**SET EXERCISE:**
Reproduce every line of the data below verbatim, leaving out the pictures.

**Stored dataset entries:**
--------------------
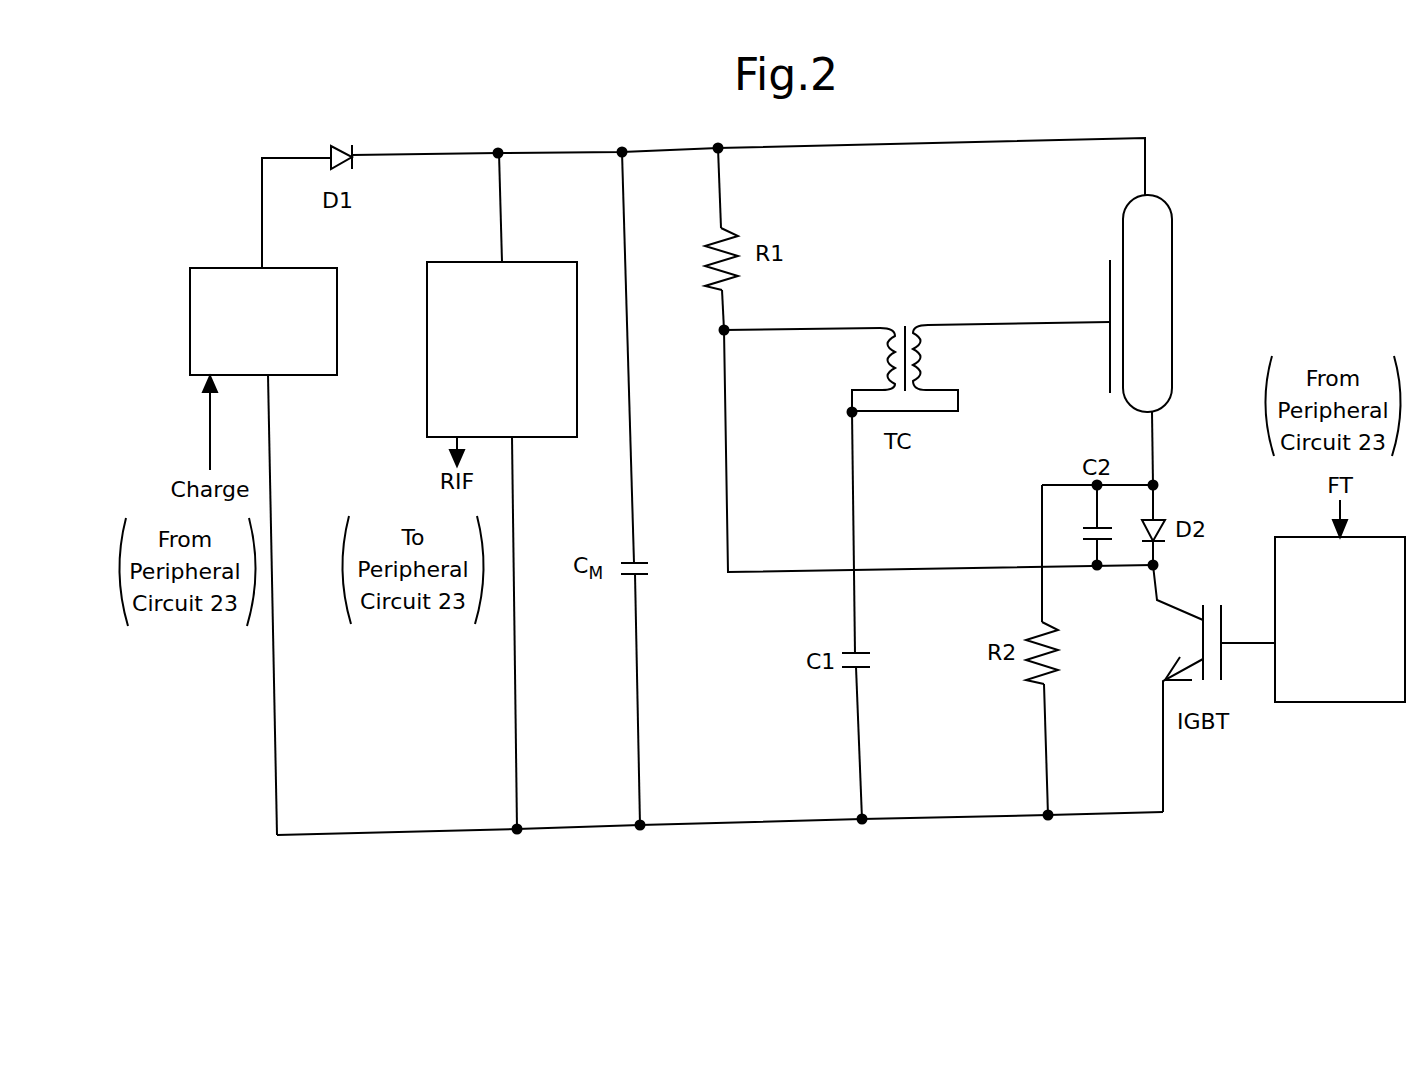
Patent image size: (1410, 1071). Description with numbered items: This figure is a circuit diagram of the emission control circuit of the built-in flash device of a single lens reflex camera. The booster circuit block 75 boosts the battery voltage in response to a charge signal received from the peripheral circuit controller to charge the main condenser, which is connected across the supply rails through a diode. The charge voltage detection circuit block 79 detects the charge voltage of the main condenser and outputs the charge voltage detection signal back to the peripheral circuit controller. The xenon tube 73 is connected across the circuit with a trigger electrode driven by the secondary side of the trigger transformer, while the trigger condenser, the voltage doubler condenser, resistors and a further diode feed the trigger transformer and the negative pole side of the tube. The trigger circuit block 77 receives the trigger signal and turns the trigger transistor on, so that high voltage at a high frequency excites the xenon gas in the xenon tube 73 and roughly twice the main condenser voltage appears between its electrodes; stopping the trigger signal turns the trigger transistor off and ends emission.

The booster circuit block 75 is at (263, 308).
The charge voltage detection circuit block 79 is at (502, 337).
The xenon tube 73 is at (1188, 303).
The trigger circuit block 77 is at (1339, 604).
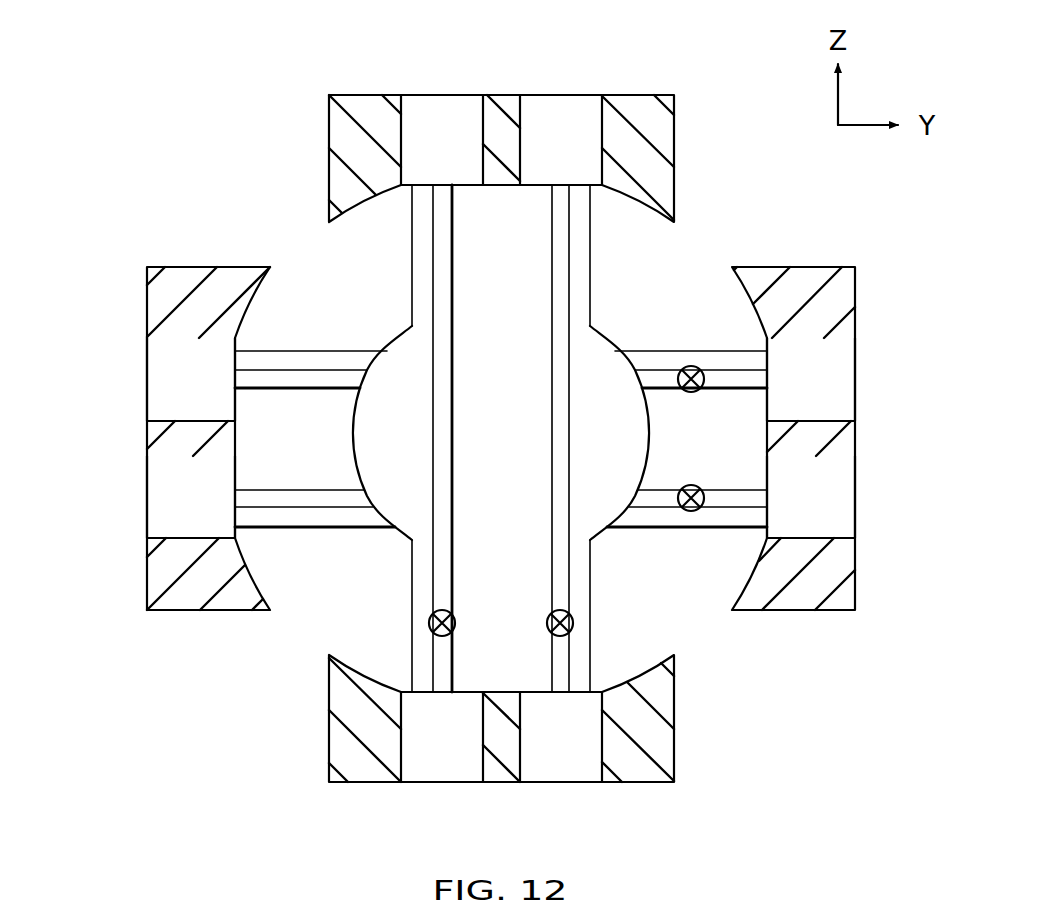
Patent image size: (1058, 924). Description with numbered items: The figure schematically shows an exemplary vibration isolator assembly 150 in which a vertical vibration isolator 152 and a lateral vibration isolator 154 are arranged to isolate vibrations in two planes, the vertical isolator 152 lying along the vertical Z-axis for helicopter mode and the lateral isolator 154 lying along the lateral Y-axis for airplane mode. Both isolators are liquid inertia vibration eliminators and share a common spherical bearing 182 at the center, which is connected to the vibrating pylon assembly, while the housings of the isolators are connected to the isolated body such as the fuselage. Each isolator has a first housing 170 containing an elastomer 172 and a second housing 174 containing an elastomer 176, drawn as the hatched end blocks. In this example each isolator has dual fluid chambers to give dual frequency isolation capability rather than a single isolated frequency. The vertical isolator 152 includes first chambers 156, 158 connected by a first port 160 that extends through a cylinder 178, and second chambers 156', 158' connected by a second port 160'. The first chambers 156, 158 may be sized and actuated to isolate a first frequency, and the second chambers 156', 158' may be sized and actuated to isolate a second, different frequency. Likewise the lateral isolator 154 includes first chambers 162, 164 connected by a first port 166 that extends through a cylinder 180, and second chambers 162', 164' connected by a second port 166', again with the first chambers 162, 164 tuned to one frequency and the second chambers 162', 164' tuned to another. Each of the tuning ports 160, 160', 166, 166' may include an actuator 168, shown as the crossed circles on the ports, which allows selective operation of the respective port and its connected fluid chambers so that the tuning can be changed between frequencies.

The vibration isolator assembly 150 is at (224, 77).
The vertical vibration isolator 152 is at (640, 68).
The lateral vibration isolator 154 is at (117, 303).
The first fluid chamber 156 is at (442, 111).
The second fluid chamber 156' is at (561, 111).
The first fluid chamber 158 is at (442, 767).
The second fluid chamber 158' is at (561, 767).
The first tuning port 160 is at (479, 438).
The second tuning port 160' is at (519, 438).
The first fluid chamber 162 is at (152, 379).
The second fluid chamber 162' is at (149, 497).
The first fluid chamber 164 is at (849, 379).
The second fluid chamber 164' is at (853, 497).
The first tuning port 166 is at (501, 400).
The second tuning port 166' is at (501, 466).
The actuator 168 is at (691, 393).
The first housing 170 is at (681, 125).
The elastomer 172 is at (364, 105).
The second housing 174 is at (823, 263).
The elastomer 176 is at (847, 300).
The cylinder 178 is at (412, 262).
The cylinder 180 is at (315, 532).
The spherical bearing 182 is at (606, 336).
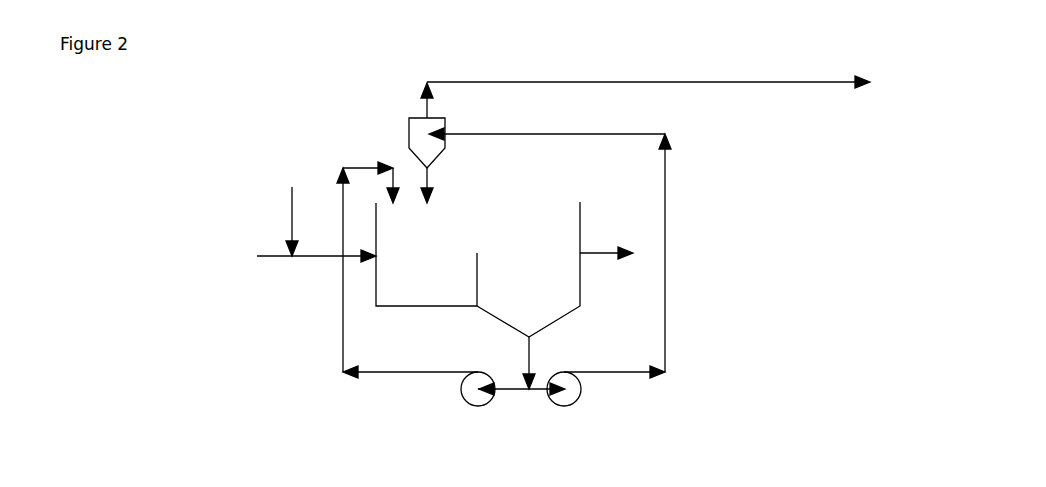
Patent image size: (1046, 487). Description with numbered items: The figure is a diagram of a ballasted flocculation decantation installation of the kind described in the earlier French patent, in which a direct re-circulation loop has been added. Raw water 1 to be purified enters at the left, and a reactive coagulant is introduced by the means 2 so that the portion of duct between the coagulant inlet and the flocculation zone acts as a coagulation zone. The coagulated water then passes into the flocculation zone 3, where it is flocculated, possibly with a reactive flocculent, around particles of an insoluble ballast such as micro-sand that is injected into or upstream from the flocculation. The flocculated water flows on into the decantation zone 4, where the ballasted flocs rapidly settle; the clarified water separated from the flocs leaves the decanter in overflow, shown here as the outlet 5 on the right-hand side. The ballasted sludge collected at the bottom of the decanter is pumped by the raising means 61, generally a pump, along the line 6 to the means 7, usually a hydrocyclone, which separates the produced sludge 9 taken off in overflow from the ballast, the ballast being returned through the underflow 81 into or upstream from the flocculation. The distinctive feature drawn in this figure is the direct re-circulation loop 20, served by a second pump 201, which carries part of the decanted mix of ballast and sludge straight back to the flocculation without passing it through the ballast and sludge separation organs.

The raw water 1 is at (299, 279).
The means for leading reactive coagulant 2 is at (260, 213).
The flocculation zone 3 is at (426, 254).
The decantation zone 4 is at (528, 269).
The treated liquid outlet 5 is at (614, 230).
The sludge recycle line 6 is at (649, 256).
The means for extracting sludge 7 is at (371, 160).
The produced sludge 9 is at (645, 73).
The direct re-circulation loop 20 is at (377, 273).
The raising means 61 is at (568, 413).
The underflow 81 is at (458, 185).
The recirculation pump 201 is at (465, 414).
--------------------
**COMPLETE OUTPUT:**
Patent image size: (1410, 1071). Description with numbered items: This figure is a circuit diagram of the emission control circuit of the built-in flash device of a single lens reflex camera. The booster circuit block 75 boosts the battery voltage in response to a charge signal received from the peripheral circuit controller to charge the main condenser, which is connected across the supply rails through a diode. The charge voltage detection circuit block 79 detects the charge voltage of the main condenser and outputs the charge voltage detection signal back to the peripheral circuit controller. The xenon tube 73 is connected across the circuit with a trigger electrode driven by the secondary side of the trigger transformer, while the trigger condenser, the voltage doubler condenser, resistors and a further diode feed the trigger transformer and the negative pole side of the tube. The trigger circuit block 77 receives the trigger signal and turns the trigger transistor on, so that high voltage at a high frequency excites the xenon gas in the xenon tube 73 and roughly twice the main condenser voltage appears between its electrodes; stopping the trigger signal turns the trigger transistor off and ends emission.

The booster circuit block 75 is at (263, 308).
The charge voltage detection circuit block 79 is at (502, 337).
The xenon tube 73 is at (1188, 303).
The trigger circuit block 77 is at (1339, 604).
Patent image size: (1058, 924). Description with numbered items: The figure schematically shows an exemplary vibration isolator assembly 150 in which a vertical vibration isolator 152 and a lateral vibration isolator 154 are arranged to isolate vibrations in two planes, the vertical isolator 152 lying along the vertical Z-axis for helicopter mode and the lateral isolator 154 lying along the lateral Y-axis for airplane mode. Both isolators are liquid inertia vibration eliminators and share a common spherical bearing 182 at the center, which is connected to the vibrating pylon assembly, while the housings of the isolators are connected to the isolated body such as the fuselage. Each isolator has a first housing 170 containing an elastomer 172 and a second housing 174 containing an elastomer 176, drawn as the hatched end blocks. In this example each isolator has dual fluid chambers to give dual frequency isolation capability rather than a single isolated frequency. The vertical isolator 152 includes first chambers 156, 158 connected by a first port 160 that extends through a cylinder 178, and second chambers 156', 158' connected by a second port 160'. The first chambers 156, 158 may be sized and actuated to isolate a first frequency, and the second chambers 156', 158' may be sized and actuated to isolate a second, different frequency. Likewise the lateral isolator 154 includes first chambers 162, 164 connected by a first port 166 that extends through a cylinder 180, and second chambers 162', 164' connected by a second port 166', again with the first chambers 162, 164 tuned to one frequency and the second chambers 162', 164' tuned to another. Each of the tuning ports 160, 160', 166, 166' may include an actuator 168, shown as the crossed circles on the ports, which allows selective operation of the respective port and its connected fluid chambers so that the tuning can be changed between frequencies.

The vibration isolator assembly 150 is at (224, 77).
The vertical vibration isolator 152 is at (640, 68).
The lateral vibration isolator 154 is at (117, 303).
The first fluid chamber 156 is at (442, 111).
The second fluid chamber 156' is at (561, 111).
The first fluid chamber 158 is at (442, 767).
The second fluid chamber 158' is at (561, 767).
The first tuning port 160 is at (479, 438).
The second tuning port 160' is at (519, 438).
The first fluid chamber 162 is at (152, 379).
The second fluid chamber 162' is at (149, 497).
The first fluid chamber 164 is at (849, 379).
The second fluid chamber 164' is at (853, 497).
The first tuning port 166 is at (501, 400).
The second tuning port 166' is at (501, 466).
The actuator 168 is at (691, 393).
The first housing 170 is at (681, 125).
The elastomer 172 is at (364, 105).
The second housing 174 is at (823, 263).
The elastomer 176 is at (847, 300).
The cylinder 178 is at (412, 262).
The cylinder 180 is at (315, 532).
The spherical bearing 182 is at (606, 336).
Patent image size: (1046, 487). Description with numbered items: The figure is a diagram of a ballasted flocculation decantation installation of the kind described in the earlier French patent, in which a direct re-circulation loop has been added. Raw water 1 to be purified enters at the left, and a reactive coagulant is introduced by the means 2 so that the portion of duct between the coagulant inlet and the flocculation zone acts as a coagulation zone. The coagulated water then passes into the flocculation zone 3, where it is flocculated, possibly with a reactive flocculent, around particles of an insoluble ballast such as micro-sand that is injected into or upstream from the flocculation. The flocculated water flows on into the decantation zone 4, where the ballasted flocs rapidly settle; the clarified water separated from the flocs leaves the decanter in overflow, shown here as the outlet 5 on the right-hand side. The ballasted sludge collected at the bottom of the decanter is pumped by the raising means 61, generally a pump, along the line 6 to the means 7, usually a hydrocyclone, which separates the produced sludge 9 taken off in overflow from the ballast, the ballast being returned through the underflow 81 into or upstream from the flocculation. The distinctive feature drawn in this figure is the direct re-circulation loop 20, served by a second pump 201, which carries part of the decanted mix of ballast and sludge straight back to the flocculation without passing it through the ballast and sludge separation organs.

The raw water 1 is at (299, 279).
The means for leading reactive coagulant 2 is at (260, 213).
The flocculation zone 3 is at (426, 254).
The decantation zone 4 is at (528, 269).
The treated liquid outlet 5 is at (614, 230).
The sludge recycle line 6 is at (649, 256).
The means for extracting sludge 7 is at (371, 160).
The produced sludge 9 is at (645, 73).
The direct re-circulation loop 20 is at (377, 273).
The raising means 61 is at (568, 413).
The underflow 81 is at (458, 185).
The recirculation pump 201 is at (465, 414).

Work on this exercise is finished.